WHAT THE TASK ASKS:
Without the pictures, return each record as it appears.

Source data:

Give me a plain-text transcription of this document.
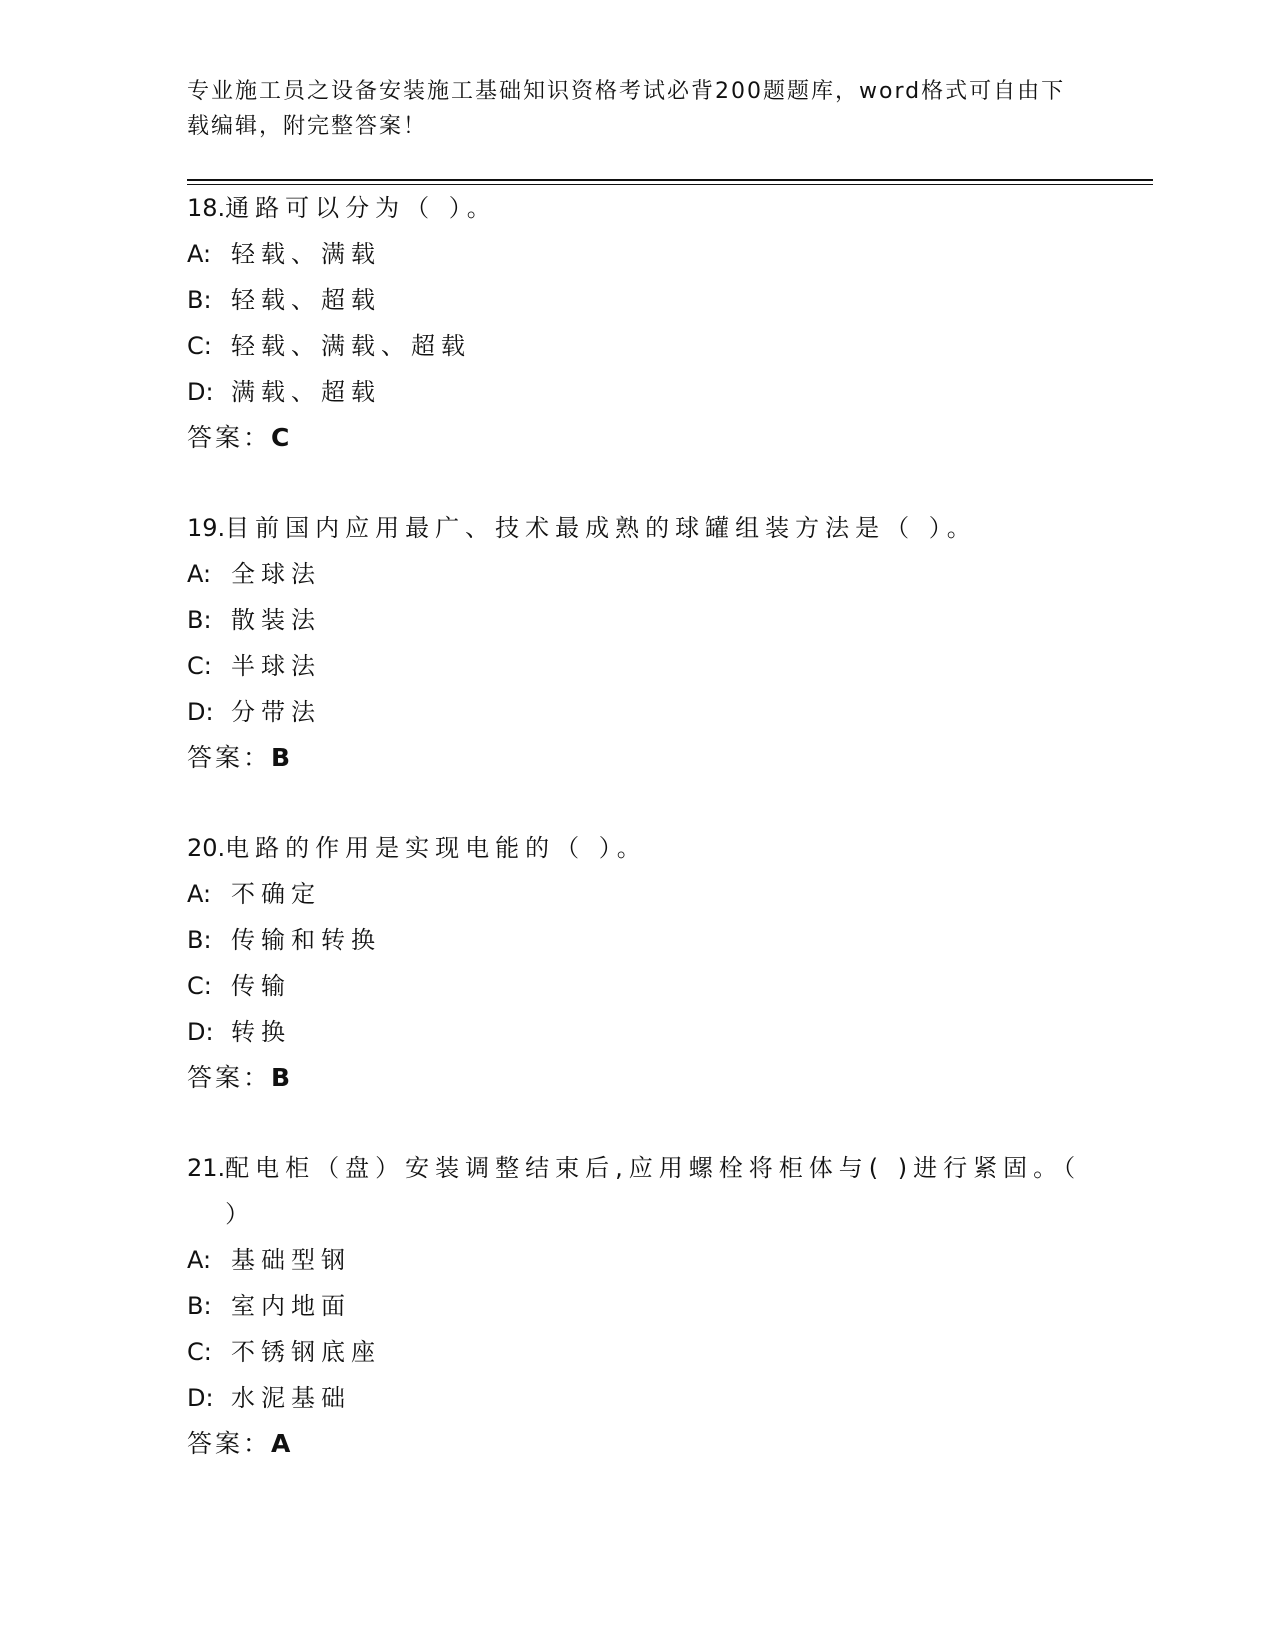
专业施工员之设备安装施工基础知识资格考试必背200题题库，word格式可自由下载编辑，附完整答案！
18. 通路可以分为（ ）。
A: 轻载、满载
B: 轻载、超载
C: 轻载、满载、超载
D: 满载、超载
答案：C
19. 目前国内应用最广、技术最成熟的球罐组装方法是（ ）。
A: 全球法
B: 散装法
C: 半球法
D: 分带法
答案：B
20. 电路的作用是实现电能的（ ）。
A: 不确定
B: 传输和转换
C: 传输
D: 转换
答案：B
21. 配电柜（盘）安装调整结束后,应用螺栓将柜体与( )进行紧固。（ ）
A: 基础型钢
B: 室内地面
C: 不锈钢底座
D: 水泥基础
答案：A
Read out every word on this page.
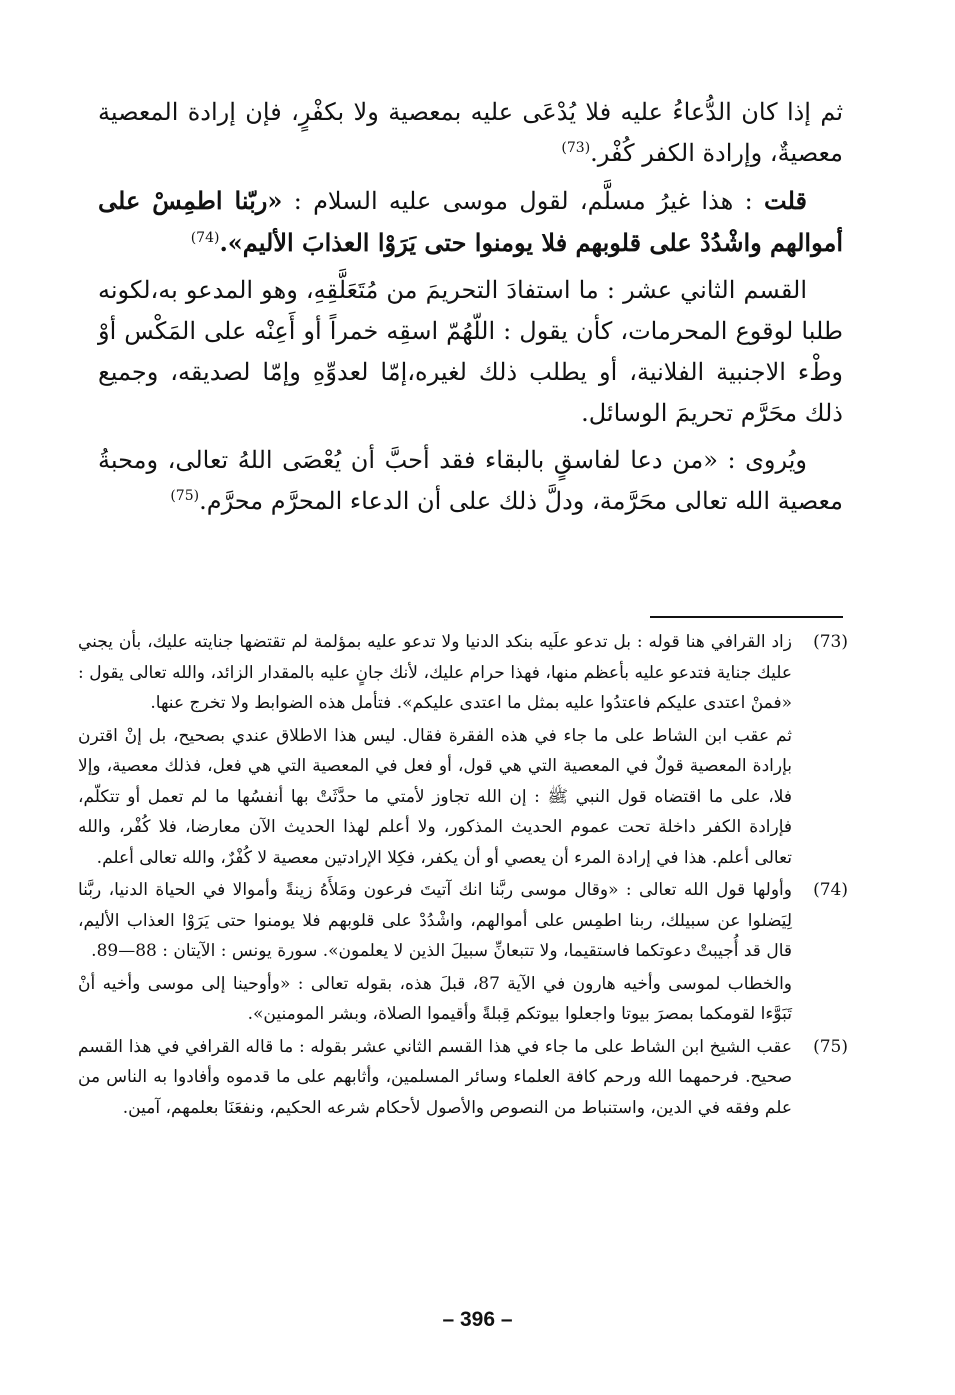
ثم إذا كان الدُّعاءُ عليه فلا يُدْعَى عليه بمعصية ولا بكفْرٍ، فإن إرادة المعصية معصيةٌ، وإرادة الكفر كُفْر.$^{(73)}$

قلت : هذا غيرُ مسلَّم، لقول موسى عليه السلام : «ربّنا اطمِسْ على أموالهم واشْدُدْ على قلوبهم فلا يومنوا حتى يَرَوْا العذابَ الأليم».$^{(74)}$

القسم الثاني عشر : ما استفادَ التحريمَ من مُتَعَلَّقِهِ، وهو المدعو به،لكونه طلبا لوقوع المحرمات، كأن يقول : اللّهُمّ اسقِه خمراً أو أَعِنْه على المَكْس أوْ وطْء الاجنبية الفلانية، أو يطلب ذلك لغيره،إمّا لعدوِّهِ وإمّا لصديقه، وجميع ذلك محَرَّم تحريمَ الوسائل.

ويُروى : «من دعا لفاسقٍ بالبقاء فقد أحبَّ أن يُعْصَى اللهُ تعالى، ومحبةُ معصية الله تعالى محَرَّمة، ودلَّ ذلك على أن الدعاء المحرَّم محرَّم.$^{(75)}$

(73)

زاد القرافي هنا قوله : بل تدعو علَيه بنكد الدنيا ولا تدعو عليه بمؤلمة لم تقتضها جنايته عليك، بأن يجني عليك جناية فتدعو عليه بأعظم منها، فهذا حرام عليك، لأنك جانٍ عليه بالمقدار الزائد، والله تعالى يقول : «فمنْ اعتدى عليكم فاعتدُوا عليه بمثل ما اعتدى عليكم». فتأمل هذه الضوابط ولا تخرج عنها.

ثم عقب ابن الشاط على ما جاء في هذه الفقرة فقال. ليس هذا الاطلاق عندي بصحيح، بل إنْ اقترن بإرادة المعصية قولٌ في المعصية التي هي قول، أو فعل في المعصية التي هي فعل، فذلك معصية، وإلا فلا، على ما اقتضاه قول النبي ﷺ : إن الله تجاوز لأمتي ما حدَّثَتْ بها أنفسُها ما لم تعمل أو تتكلّم، فإرادة الكفر داخلة تحت عموم الحديث المذكور، ولا أعلم لهذا الحديث الآن معارضا، فلا كُفْر، والله تعالى أعلم. هذا في إرادة المرء أن يعصي أو أن يكفر، فكِلا الإرادتين معصية لا كُفْرٌ، والله تعالى أعلم.

(74)

وأولها قول الله تعالى : «وقال موسى ربَّنا انك آتيتَ فرعون ومَلأَهُ زينةً وأموالا في الحياة الدنيا، ربَّنا لِيَضلوا عن سبيلك، ربنا اطمِس على أموالهم، واشْدُدْ على قلوبهم فلا يومنوا حتى يَرَوْا العذاب الأليم، قال قد أُجيبتْ دعوتكما فاستقيما، ولا تتبعانِّ سبيلَ الذين لا يعلمون». سورة يونس : الآيتان : 88—89.

والخطاب لموسى وأخيه هارون في الآية 87، قبلَ هذه، بقوله تعالى : «وأوحينا إلى موسى وأخيه أنْ تَبَوَّءا لقومكما بمصرَ بيوتا واجعلوا بيوتكم قِبلةً وأقيموا الصلاة، وبشر المومنين».

(75)

عقب الشيخ ابن الشاط على ما جاء في هذا القسم الثاني عشر بقوله : ما قاله القرافي في هذا القسم صحيح. فرحمهما الله ورحم كافة العلماء وسائر المسلمين، وأثابهم على ما قدموه وأفادوا به الناس من علم وفقه في الدين، واستنباط من النصوص والأصول لأحكام شرعه الحكيم، ونفعَنَا بعلمهم، آمين.

– 396 –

WRITTEN SOLUTION:
Give me a plain-text transcription of this document.
专业施工员之设备安装施工基础知识资格考试必背200题题库，word格式可自由下载编辑，附完整答案！
18. 通路可以分为（ ）。
A: 轻载、满载
B: 轻载、超载
C: 轻载、满载、超载
D: 满载、超载
答案：C
19. 目前国内应用最广、技术最成熟的球罐组装方法是（ ）。
A: 全球法
B: 散装法
C: 半球法
D: 分带法
答案：B
20. 电路的作用是实现电能的（ ）。
A: 不确定
B: 传输和转换
C: 传输
D: 转换
答案：B
21. 配电柜（盘）安装调整结束后,应用螺栓将柜体与( )进行紧固。（ ）
A: 基础型钢
B: 室内地面
C: 不锈钢底座
D: 水泥基础
答案：A
Read out every word on this page.
ثم إذا كان الدُّعاءُ عليه فلا يُدْعَى عليه بمعصية ولا بكفْرٍ، فإن إرادة المعصية معصيةٌ، وإرادة الكفر كُفْر.$^{(73)}$

قلت : هذا غيرُ مسلَّم، لقول موسى عليه السلام : «ربّنا اطمِسْ على أموالهم واشْدُدْ على قلوبهم فلا يومنوا حتى يَرَوْا العذابَ الأليم».$^{(74)}$

القسم الثاني عشر : ما استفادَ التحريمَ من مُتَعَلَّقِهِ، وهو المدعو به،لكونه طلبا لوقوع المحرمات، كأن يقول : اللّهُمّ اسقِه خمراً أو أَعِنْه على المَكْس أوْ وطْء الاجنبية الفلانية، أو يطلب ذلك لغيره،إمّا لعدوِّهِ وإمّا لصديقه، وجميع ذلك محَرَّم تحريمَ الوسائل.

ويُروى : «من دعا لفاسقٍ بالبقاء فقد أحبَّ أن يُعْصَى اللهُ تعالى، ومحبةُ معصية الله تعالى محَرَّمة، ودلَّ ذلك على أن الدعاء المحرَّم محرَّم.$^{(75)}$

(73)

زاد القرافي هنا قوله : بل تدعو علَيه بنكد الدنيا ولا تدعو عليه بمؤلمة لم تقتضها جنايته عليك، بأن يجني عليك جناية فتدعو عليه بأعظم منها، فهذا حرام عليك، لأنك جانٍ عليه بالمقدار الزائد، والله تعالى يقول : «فمنْ اعتدى عليكم فاعتدُوا عليه بمثل ما اعتدى عليكم». فتأمل هذه الضوابط ولا تخرج عنها.

ثم عقب ابن الشاط على ما جاء في هذه الفقرة فقال. ليس هذا الاطلاق عندي بصحيح، بل إنْ اقترن بإرادة المعصية قولٌ في المعصية التي هي قول، أو فعل في المعصية التي هي فعل، فذلك معصية، وإلا فلا، على ما اقتضاه قول النبي ﷺ : إن الله تجاوز لأمتي ما حدَّثَتْ بها أنفسُها ما لم تعمل أو تتكلّم، فإرادة الكفر داخلة تحت عموم الحديث المذكور، ولا أعلم لهذا الحديث الآن معارضا، فلا كُفْر، والله تعالى أعلم. هذا في إرادة المرء أن يعصي أو أن يكفر، فكِلا الإرادتين معصية لا كُفْرٌ، والله تعالى أعلم.

(74)

وأولها قول الله تعالى : «وقال موسى ربَّنا انك آتيتَ فرعون ومَلأَهُ زينةً وأموالا في الحياة الدنيا، ربَّنا لِيَضلوا عن سبيلك، ربنا اطمِس على أموالهم، واشْدُدْ على قلوبهم فلا يومنوا حتى يَرَوْا العذاب الأليم، قال قد أُجيبتْ دعوتكما فاستقيما، ولا تتبعانِّ سبيلَ الذين لا يعلمون». سورة يونس : الآيتان : 88—89.

والخطاب لموسى وأخيه هارون في الآية 87، قبلَ هذه، بقوله تعالى : «وأوحينا إلى موسى وأخيه أنْ تَبَوَّءا لقومكما بمصرَ بيوتا واجعلوا بيوتكم قِبلةً وأقيموا الصلاة، وبشر المومنين».

(75)

عقب الشيخ ابن الشاط على ما جاء في هذا القسم الثاني عشر بقوله : ما قاله القرافي في هذا القسم صحيح. فرحمهما الله ورحم كافة العلماء وسائر المسلمين، وأثابهم على ما قدموه وأفادوا به الناس من علم وفقه في الدين، واستنباط من النصوص والأصول لأحكام شرعه الحكيم، ونفعَنَا بعلمهم، آمين.

– 396 –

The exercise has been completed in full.